— TASK OBJECTIVE —
Compute the number of lines that include the string "image", then output that number and nothing else.

Dataset records:
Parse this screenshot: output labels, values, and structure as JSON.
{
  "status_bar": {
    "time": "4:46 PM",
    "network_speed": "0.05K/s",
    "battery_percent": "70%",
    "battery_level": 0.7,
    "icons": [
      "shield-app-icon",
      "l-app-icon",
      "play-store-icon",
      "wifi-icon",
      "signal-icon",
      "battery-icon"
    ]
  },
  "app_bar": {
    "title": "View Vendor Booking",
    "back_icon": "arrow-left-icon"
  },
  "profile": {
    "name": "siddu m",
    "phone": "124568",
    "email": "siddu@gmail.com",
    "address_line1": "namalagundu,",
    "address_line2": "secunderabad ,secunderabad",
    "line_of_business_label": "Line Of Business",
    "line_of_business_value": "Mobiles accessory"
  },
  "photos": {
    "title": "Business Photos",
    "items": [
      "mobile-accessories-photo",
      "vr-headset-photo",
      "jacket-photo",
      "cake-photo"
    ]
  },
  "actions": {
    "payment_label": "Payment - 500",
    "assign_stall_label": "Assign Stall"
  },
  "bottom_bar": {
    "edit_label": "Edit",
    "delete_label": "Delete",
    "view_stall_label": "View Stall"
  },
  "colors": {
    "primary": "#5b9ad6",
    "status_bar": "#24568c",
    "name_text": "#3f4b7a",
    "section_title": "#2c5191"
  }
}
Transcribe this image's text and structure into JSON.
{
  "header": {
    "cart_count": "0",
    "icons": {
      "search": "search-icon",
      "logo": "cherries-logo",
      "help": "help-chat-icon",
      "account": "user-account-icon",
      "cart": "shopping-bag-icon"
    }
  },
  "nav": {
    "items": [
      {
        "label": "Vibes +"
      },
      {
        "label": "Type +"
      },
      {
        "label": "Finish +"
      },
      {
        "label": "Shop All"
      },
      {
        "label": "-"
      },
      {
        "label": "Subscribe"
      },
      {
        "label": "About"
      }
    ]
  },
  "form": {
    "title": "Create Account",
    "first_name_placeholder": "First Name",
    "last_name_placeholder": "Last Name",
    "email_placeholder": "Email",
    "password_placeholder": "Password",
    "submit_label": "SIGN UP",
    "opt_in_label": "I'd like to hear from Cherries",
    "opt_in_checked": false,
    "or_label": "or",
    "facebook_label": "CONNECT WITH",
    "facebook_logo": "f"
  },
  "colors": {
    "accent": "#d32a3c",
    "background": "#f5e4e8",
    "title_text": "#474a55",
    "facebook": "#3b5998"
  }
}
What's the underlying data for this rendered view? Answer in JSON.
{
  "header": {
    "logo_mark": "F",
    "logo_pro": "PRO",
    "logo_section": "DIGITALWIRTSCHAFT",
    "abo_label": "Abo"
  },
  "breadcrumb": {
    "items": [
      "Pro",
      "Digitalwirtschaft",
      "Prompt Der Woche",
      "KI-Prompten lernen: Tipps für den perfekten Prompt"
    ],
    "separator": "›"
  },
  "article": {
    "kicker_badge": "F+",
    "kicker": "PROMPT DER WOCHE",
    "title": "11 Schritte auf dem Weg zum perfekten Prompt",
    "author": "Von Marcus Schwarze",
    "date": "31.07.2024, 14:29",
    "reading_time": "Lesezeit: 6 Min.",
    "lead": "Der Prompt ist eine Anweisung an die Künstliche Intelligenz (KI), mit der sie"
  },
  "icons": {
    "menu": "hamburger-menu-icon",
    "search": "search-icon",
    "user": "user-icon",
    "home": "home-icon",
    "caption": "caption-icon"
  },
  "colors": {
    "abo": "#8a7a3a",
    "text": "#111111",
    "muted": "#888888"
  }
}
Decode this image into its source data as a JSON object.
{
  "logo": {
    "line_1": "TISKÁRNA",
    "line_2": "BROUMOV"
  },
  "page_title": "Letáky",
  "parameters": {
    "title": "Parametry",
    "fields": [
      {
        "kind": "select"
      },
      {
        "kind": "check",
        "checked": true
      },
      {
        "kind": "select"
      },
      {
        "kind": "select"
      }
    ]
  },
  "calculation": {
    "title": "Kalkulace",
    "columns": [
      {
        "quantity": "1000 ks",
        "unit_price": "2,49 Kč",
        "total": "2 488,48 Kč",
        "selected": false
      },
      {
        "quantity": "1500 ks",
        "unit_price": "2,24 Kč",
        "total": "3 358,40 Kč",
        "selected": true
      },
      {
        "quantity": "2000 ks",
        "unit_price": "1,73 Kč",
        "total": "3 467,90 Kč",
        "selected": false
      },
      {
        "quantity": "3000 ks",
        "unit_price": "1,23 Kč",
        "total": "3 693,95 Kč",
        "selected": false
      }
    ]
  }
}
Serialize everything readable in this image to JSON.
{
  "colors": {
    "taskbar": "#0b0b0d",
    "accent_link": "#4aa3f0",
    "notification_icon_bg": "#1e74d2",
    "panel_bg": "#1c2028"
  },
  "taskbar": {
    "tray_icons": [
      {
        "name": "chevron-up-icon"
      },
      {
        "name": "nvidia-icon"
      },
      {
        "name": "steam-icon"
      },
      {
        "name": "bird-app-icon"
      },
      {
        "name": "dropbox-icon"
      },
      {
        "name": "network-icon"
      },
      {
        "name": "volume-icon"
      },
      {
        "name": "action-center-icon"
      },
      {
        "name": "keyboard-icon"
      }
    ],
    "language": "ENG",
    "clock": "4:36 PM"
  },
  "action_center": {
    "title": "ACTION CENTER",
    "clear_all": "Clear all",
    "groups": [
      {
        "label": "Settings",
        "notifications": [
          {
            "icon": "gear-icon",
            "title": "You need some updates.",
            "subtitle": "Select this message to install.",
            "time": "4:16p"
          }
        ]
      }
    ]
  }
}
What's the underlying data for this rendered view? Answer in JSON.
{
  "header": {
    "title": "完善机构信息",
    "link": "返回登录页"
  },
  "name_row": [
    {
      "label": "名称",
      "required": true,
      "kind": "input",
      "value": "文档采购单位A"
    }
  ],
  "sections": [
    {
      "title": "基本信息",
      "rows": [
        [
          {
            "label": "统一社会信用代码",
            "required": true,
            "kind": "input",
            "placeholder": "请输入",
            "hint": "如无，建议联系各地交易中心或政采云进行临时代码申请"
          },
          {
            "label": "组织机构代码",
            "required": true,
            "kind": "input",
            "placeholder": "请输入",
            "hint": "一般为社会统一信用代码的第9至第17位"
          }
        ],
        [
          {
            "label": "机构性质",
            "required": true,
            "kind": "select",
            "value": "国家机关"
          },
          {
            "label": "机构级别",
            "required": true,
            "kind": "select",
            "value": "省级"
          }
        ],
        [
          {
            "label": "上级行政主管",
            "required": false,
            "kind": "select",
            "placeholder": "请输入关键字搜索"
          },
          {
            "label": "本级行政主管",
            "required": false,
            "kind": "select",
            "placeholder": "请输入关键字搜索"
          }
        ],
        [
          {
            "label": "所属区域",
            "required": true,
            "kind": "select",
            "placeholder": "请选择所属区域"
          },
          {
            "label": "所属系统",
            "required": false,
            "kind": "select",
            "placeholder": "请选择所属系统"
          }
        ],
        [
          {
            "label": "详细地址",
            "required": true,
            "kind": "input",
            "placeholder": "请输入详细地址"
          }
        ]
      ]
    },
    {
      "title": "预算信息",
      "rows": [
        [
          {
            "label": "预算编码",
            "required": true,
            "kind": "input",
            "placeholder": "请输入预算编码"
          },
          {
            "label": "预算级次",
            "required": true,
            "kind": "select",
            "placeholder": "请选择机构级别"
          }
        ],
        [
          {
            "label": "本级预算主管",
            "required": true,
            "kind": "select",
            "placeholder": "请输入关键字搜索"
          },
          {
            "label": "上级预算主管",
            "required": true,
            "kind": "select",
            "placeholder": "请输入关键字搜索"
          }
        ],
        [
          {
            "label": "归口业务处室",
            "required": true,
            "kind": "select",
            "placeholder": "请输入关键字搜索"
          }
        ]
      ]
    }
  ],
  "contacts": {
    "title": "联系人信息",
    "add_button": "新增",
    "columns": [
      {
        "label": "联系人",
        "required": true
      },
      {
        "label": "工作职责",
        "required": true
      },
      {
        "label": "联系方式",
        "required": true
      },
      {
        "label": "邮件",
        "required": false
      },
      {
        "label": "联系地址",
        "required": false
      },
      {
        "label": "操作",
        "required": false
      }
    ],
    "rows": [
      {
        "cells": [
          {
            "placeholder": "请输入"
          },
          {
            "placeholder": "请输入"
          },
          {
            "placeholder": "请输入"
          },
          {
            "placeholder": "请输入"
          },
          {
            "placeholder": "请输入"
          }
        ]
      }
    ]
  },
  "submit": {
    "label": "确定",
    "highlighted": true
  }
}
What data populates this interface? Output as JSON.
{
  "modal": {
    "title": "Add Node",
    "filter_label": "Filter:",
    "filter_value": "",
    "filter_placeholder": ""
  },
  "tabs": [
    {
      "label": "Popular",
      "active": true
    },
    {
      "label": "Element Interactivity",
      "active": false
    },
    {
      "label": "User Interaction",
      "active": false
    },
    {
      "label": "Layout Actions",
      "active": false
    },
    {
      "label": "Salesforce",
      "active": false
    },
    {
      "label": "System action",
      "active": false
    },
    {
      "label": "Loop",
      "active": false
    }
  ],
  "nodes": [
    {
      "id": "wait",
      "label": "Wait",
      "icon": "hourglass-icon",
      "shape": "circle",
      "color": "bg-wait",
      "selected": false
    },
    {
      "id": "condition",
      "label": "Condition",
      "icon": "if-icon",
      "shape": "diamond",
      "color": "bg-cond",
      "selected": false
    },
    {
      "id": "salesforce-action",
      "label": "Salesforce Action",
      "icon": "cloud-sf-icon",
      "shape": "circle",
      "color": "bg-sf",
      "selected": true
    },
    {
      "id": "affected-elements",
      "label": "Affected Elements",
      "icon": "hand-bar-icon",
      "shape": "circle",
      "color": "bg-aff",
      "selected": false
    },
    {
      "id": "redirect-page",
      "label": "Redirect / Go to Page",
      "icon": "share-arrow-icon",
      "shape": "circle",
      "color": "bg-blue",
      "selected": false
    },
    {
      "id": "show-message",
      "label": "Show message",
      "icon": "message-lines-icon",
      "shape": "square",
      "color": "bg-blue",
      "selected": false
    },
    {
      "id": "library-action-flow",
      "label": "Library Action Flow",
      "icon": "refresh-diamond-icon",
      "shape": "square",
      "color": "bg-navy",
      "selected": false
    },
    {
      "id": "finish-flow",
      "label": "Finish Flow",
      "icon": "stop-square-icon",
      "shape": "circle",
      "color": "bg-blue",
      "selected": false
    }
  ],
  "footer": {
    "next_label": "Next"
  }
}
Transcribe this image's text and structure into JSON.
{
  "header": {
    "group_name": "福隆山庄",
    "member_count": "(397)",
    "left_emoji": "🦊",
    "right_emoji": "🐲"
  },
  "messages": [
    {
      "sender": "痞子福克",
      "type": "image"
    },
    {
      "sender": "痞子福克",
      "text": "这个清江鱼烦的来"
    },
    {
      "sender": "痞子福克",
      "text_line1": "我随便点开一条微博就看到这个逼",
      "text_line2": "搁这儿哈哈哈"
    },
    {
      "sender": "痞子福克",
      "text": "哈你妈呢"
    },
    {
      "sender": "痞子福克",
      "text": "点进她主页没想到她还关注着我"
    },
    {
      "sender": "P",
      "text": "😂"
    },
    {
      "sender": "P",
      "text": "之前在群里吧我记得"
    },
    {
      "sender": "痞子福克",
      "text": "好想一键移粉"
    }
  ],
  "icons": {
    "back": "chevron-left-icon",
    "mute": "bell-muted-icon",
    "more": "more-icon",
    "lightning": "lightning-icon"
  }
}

— REPLY —
5